- **Work required**: Write out every entry precisely as given, leaving the pictures out.

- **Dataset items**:
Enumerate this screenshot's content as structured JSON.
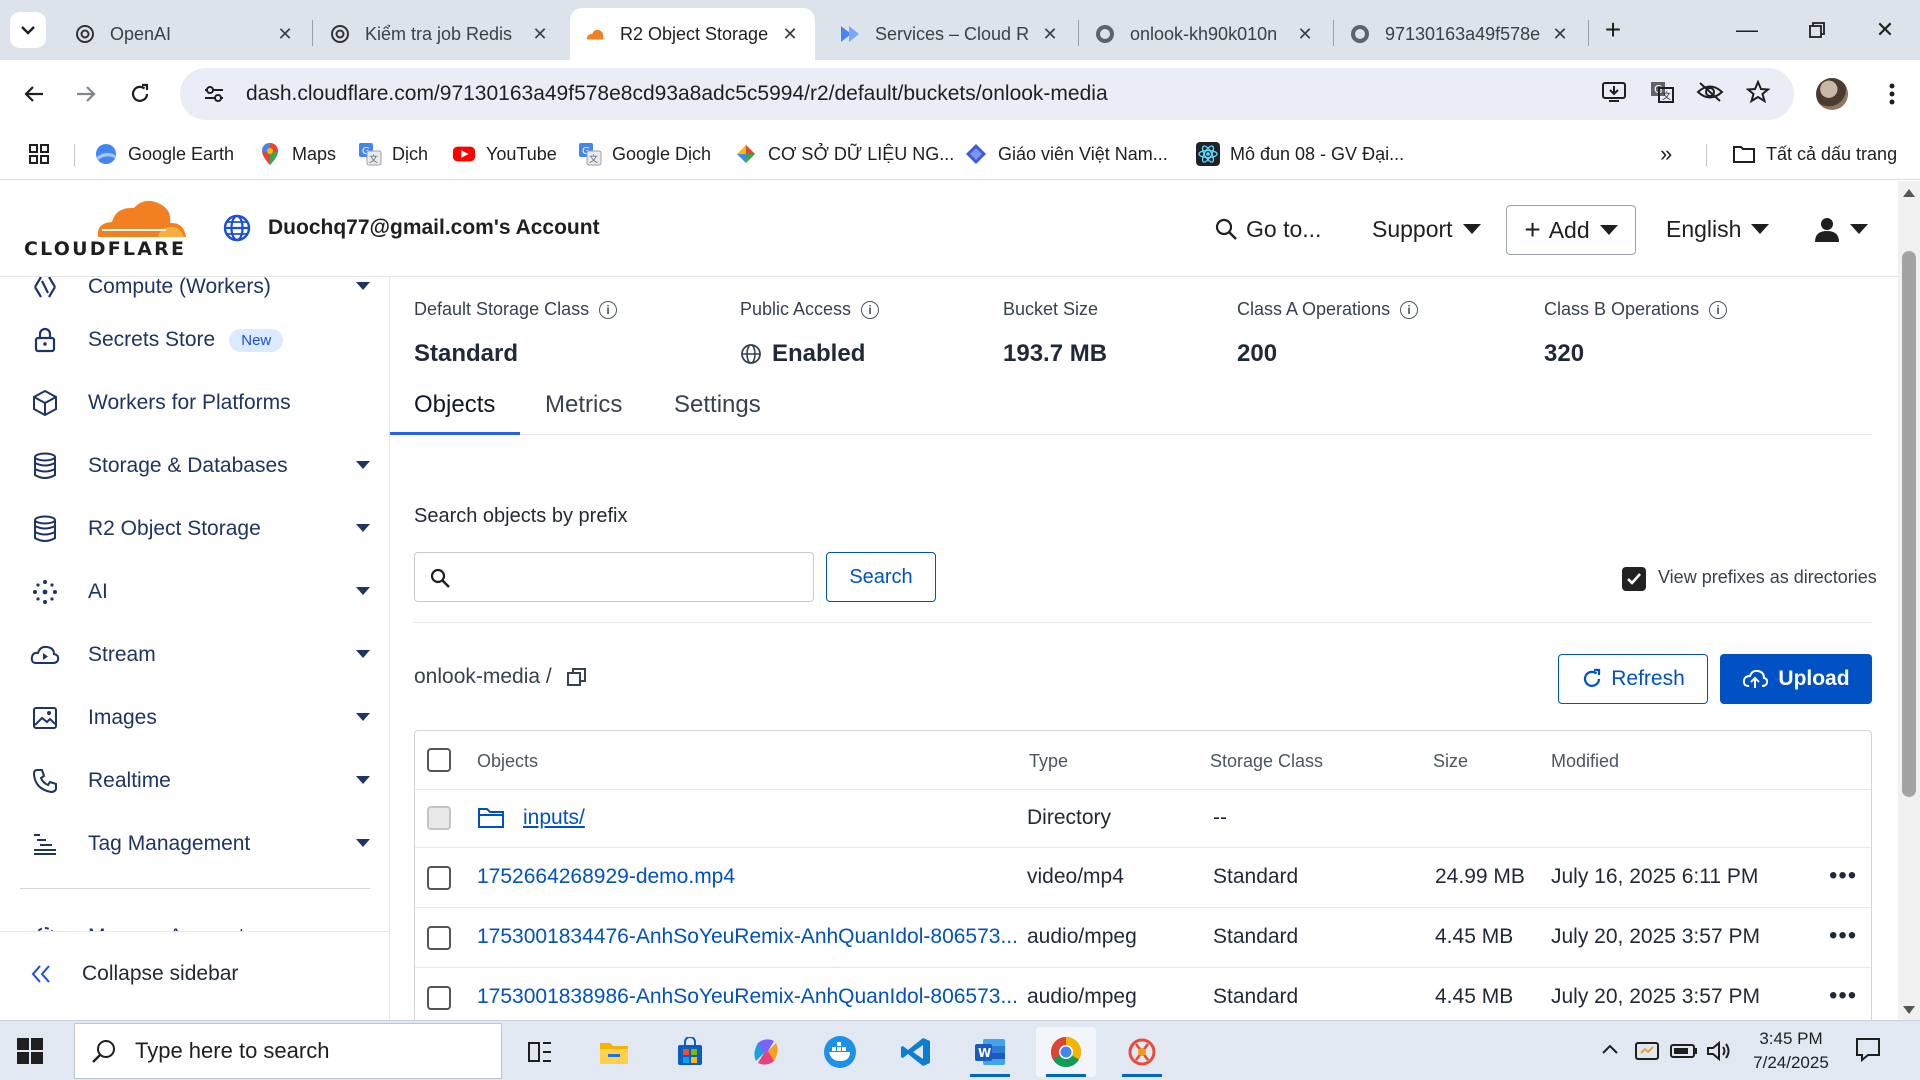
{
  "browser": {
    "tabs": [
      {
        "title": "OpenAI",
        "icon": "openai-icon"
      },
      {
        "title": "Kiểm tra job Redis",
        "icon": "openai-icon"
      },
      {
        "title": "R2 Object Storage",
        "icon": "cloudflare-icon",
        "active": true
      },
      {
        "title": "Services – Cloud R",
        "icon": "cloud-run-icon"
      },
      {
        "title": "onlook-kh90k010n",
        "icon": "globe-icon"
      },
      {
        "title": "97130163a49f578e",
        "icon": "globe-icon"
      }
    ],
    "url": "dash.cloudflare.com/97130163a49f578e8cd93a8adc5c5994/r2/default/buckets/onlook-media",
    "bookmarks": [
      {
        "label": "Google Earth",
        "icon": "google-earth-icon"
      },
      {
        "label": "Maps",
        "icon": "maps-pin-icon"
      },
      {
        "label": "Dịch",
        "icon": "translate-icon"
      },
      {
        "label": "YouTube",
        "icon": "youtube-icon"
      },
      {
        "label": "Google Dịch",
        "icon": "translate-icon"
      },
      {
        "label": "CƠ SỞ DỮ LIỆU NG...",
        "icon": "colorful-diamond-icon"
      },
      {
        "label": "Giáo viên Việt Nam...",
        "icon": "blue-diamond-icon"
      },
      {
        "label": "Mô đun 08 - GV Đại...",
        "icon": "react-icon"
      }
    ],
    "bookmarks_overflow": "»",
    "all_bookmarks": "Tất cả dấu trang"
  },
  "header": {
    "logo_text": "CLOUDFLARE",
    "account": "Duochq77@gmail.com's Account",
    "goto": "Go to...",
    "support": "Support",
    "add": "Add",
    "language": "English"
  },
  "sidebar": {
    "items": [
      {
        "label": "Compute (Workers)",
        "icon": "workers-icon",
        "has_caret": true
      },
      {
        "label": "Secrets Store",
        "icon": "lock-icon",
        "badge": "New"
      },
      {
        "label": "Workers for Platforms",
        "icon": "cube-icon"
      },
      {
        "label": "Storage & Databases",
        "icon": "database-icon",
        "has_caret": true
      },
      {
        "label": "R2 Object Storage",
        "icon": "database-icon",
        "has_caret": true
      },
      {
        "label": "AI",
        "icon": "ai-sparkle-icon",
        "has_caret": true
      },
      {
        "label": "Stream",
        "icon": "cloud-play-icon",
        "has_caret": true
      },
      {
        "label": "Images",
        "icon": "image-icon",
        "has_caret": true
      },
      {
        "label": "Realtime",
        "icon": "phone-icon",
        "has_caret": true
      },
      {
        "label": "Tag Management",
        "icon": "tag-management-icon",
        "has_caret": true
      },
      {
        "label": "Manage Account",
        "icon": "gear-icon",
        "has_caret": true
      }
    ],
    "collapse": "Collapse sidebar"
  },
  "bucket": {
    "stats": [
      {
        "label": "Default Storage Class",
        "value": "Standard",
        "info": true
      },
      {
        "label": "Public Access",
        "value": "Enabled",
        "info": true,
        "globe": true
      },
      {
        "label": "Bucket Size",
        "value": "193.7 MB"
      },
      {
        "label": "Class A Operations",
        "value": "200",
        "info": true
      },
      {
        "label": "Class B Operations",
        "value": "320",
        "info": true
      }
    ],
    "tabs": [
      "Objects",
      "Metrics",
      "Settings"
    ],
    "active_tab": "Objects",
    "search_label": "Search objects by prefix",
    "search_value": "",
    "search_button": "Search",
    "view_prefixes": "View prefixes as directories",
    "view_prefixes_checked": true,
    "breadcrumb": "onlook-media /",
    "refresh": "Refresh",
    "upload": "Upload",
    "columns": [
      "Objects",
      "Type",
      "Storage Class",
      "Size",
      "Modified"
    ],
    "rows": [
      {
        "name": "inputs/",
        "type": "Directory",
        "storage": "--",
        "size": "",
        "modified": "",
        "directory": true
      },
      {
        "name": "1752664268929-demo.mp4",
        "type": "video/mp4",
        "storage": "Standard",
        "size": "24.99 MB",
        "modified": "July 16, 2025 6:11 PM"
      },
      {
        "name": "1753001834476-AnhSoYeuRemix-AnhQuanIdol-806573...",
        "type": "audio/mpeg",
        "storage": "Standard",
        "size": "4.45 MB",
        "modified": "July 20, 2025 3:57 PM"
      },
      {
        "name": "1753001838986-AnhSoYeuRemix-AnhQuanIdol-806573...",
        "type": "audio/mpeg",
        "storage": "Standard",
        "size": "4.45 MB",
        "modified": "July 20, 2025 3:57 PM"
      }
    ],
    "row_menu": "•••"
  },
  "taskbar": {
    "search_placeholder": "Type here to search",
    "time": "3:45 PM",
    "date": "7/24/2025",
    "apps": [
      "task-view-icon",
      "file-explorer-icon",
      "microsoft-store-icon",
      "copilot-icon",
      "docker-icon",
      "vscode-icon",
      "word-icon",
      "chrome-icon",
      "app-icon"
    ]
  },
  "colors": {
    "accent": "#0051c3",
    "cloudflare_orange": "#f38020",
    "sidebar_text": "#1d3563"
  }
}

- **Solution to the problem**:
Enumerate this screenshot's content as structured JSON.
{
  "browser": {
    "tabs": [
      {
        "title": "OpenAI",
        "icon": "openai-icon"
      },
      {
        "title": "Kiểm tra job Redis",
        "icon": "openai-icon"
      },
      {
        "title": "R2 Object Storage",
        "icon": "cloudflare-icon",
        "active": true
      },
      {
        "title": "Services – Cloud R",
        "icon": "cloud-run-icon"
      },
      {
        "title": "onlook-kh90k010n",
        "icon": "globe-icon"
      },
      {
        "title": "97130163a49f578e",
        "icon": "globe-icon"
      }
    ],
    "url": "dash.cloudflare.com/97130163a49f578e8cd93a8adc5c5994/r2/default/buckets/onlook-media",
    "bookmarks": [
      {
        "label": "Google Earth",
        "icon": "google-earth-icon"
      },
      {
        "label": "Maps",
        "icon": "maps-pin-icon"
      },
      {
        "label": "Dịch",
        "icon": "translate-icon"
      },
      {
        "label": "YouTube",
        "icon": "youtube-icon"
      },
      {
        "label": "Google Dịch",
        "icon": "translate-icon"
      },
      {
        "label": "CƠ SỞ DỮ LIỆU NG...",
        "icon": "colorful-diamond-icon"
      },
      {
        "label": "Giáo viên Việt Nam...",
        "icon": "blue-diamond-icon"
      },
      {
        "label": "Mô đun 08 - GV Đại...",
        "icon": "react-icon"
      }
    ],
    "bookmarks_overflow": "»",
    "all_bookmarks": "Tất cả dấu trang"
  },
  "header": {
    "logo_text": "CLOUDFLARE",
    "account": "Duochq77@gmail.com's Account",
    "goto": "Go to...",
    "support": "Support",
    "add": "Add",
    "language": "English"
  },
  "sidebar": {
    "items": [
      {
        "label": "Compute (Workers)",
        "icon": "workers-icon",
        "has_caret": true
      },
      {
        "label": "Secrets Store",
        "icon": "lock-icon",
        "badge": "New"
      },
      {
        "label": "Workers for Platforms",
        "icon": "cube-icon"
      },
      {
        "label": "Storage & Databases",
        "icon": "database-icon",
        "has_caret": true
      },
      {
        "label": "R2 Object Storage",
        "icon": "database-icon",
        "has_caret": true
      },
      {
        "label": "AI",
        "icon": "ai-sparkle-icon",
        "has_caret": true
      },
      {
        "label": "Stream",
        "icon": "cloud-play-icon",
        "has_caret": true
      },
      {
        "label": "Images",
        "icon": "image-icon",
        "has_caret": true
      },
      {
        "label": "Realtime",
        "icon": "phone-icon",
        "has_caret": true
      },
      {
        "label": "Tag Management",
        "icon": "tag-management-icon",
        "has_caret": true
      },
      {
        "label": "Manage Account",
        "icon": "gear-icon",
        "has_caret": true
      }
    ],
    "collapse": "Collapse sidebar"
  },
  "bucket": {
    "stats": [
      {
        "label": "Default Storage Class",
        "value": "Standard",
        "info": true
      },
      {
        "label": "Public Access",
        "value": "Enabled",
        "info": true,
        "globe": true
      },
      {
        "label": "Bucket Size",
        "value": "193.7 MB"
      },
      {
        "label": "Class A Operations",
        "value": "200",
        "info": true
      },
      {
        "label": "Class B Operations",
        "value": "320",
        "info": true
      }
    ],
    "tabs": [
      "Objects",
      "Metrics",
      "Settings"
    ],
    "active_tab": "Objects",
    "search_label": "Search objects by prefix",
    "search_value": "",
    "search_button": "Search",
    "view_prefixes": "View prefixes as directories",
    "view_prefixes_checked": true,
    "breadcrumb": "onlook-media /",
    "refresh": "Refresh",
    "upload": "Upload",
    "columns": [
      "Objects",
      "Type",
      "Storage Class",
      "Size",
      "Modified"
    ],
    "rows": [
      {
        "name": "inputs/",
        "type": "Directory",
        "storage": "--",
        "size": "",
        "modified": "",
        "directory": true
      },
      {
        "name": "1752664268929-demo.mp4",
        "type": "video/mp4",
        "storage": "Standard",
        "size": "24.99 MB",
        "modified": "July 16, 2025 6:11 PM"
      },
      {
        "name": "1753001834476-AnhSoYeuRemix-AnhQuanIdol-806573...",
        "type": "audio/mpeg",
        "storage": "Standard",
        "size": "4.45 MB",
        "modified": "July 20, 2025 3:57 PM"
      },
      {
        "name": "1753001838986-AnhSoYeuRemix-AnhQuanIdol-806573...",
        "type": "audio/mpeg",
        "storage": "Standard",
        "size": "4.45 MB",
        "modified": "July 20, 2025 3:57 PM"
      }
    ],
    "row_menu": "•••"
  },
  "taskbar": {
    "search_placeholder": "Type here to search",
    "time": "3:45 PM",
    "date": "7/24/2025",
    "apps": [
      "task-view-icon",
      "file-explorer-icon",
      "microsoft-store-icon",
      "copilot-icon",
      "docker-icon",
      "vscode-icon",
      "word-icon",
      "chrome-icon",
      "app-icon"
    ]
  },
  "colors": {
    "accent": "#0051c3",
    "cloudflare_orange": "#f38020",
    "sidebar_text": "#1d3563"
  }
}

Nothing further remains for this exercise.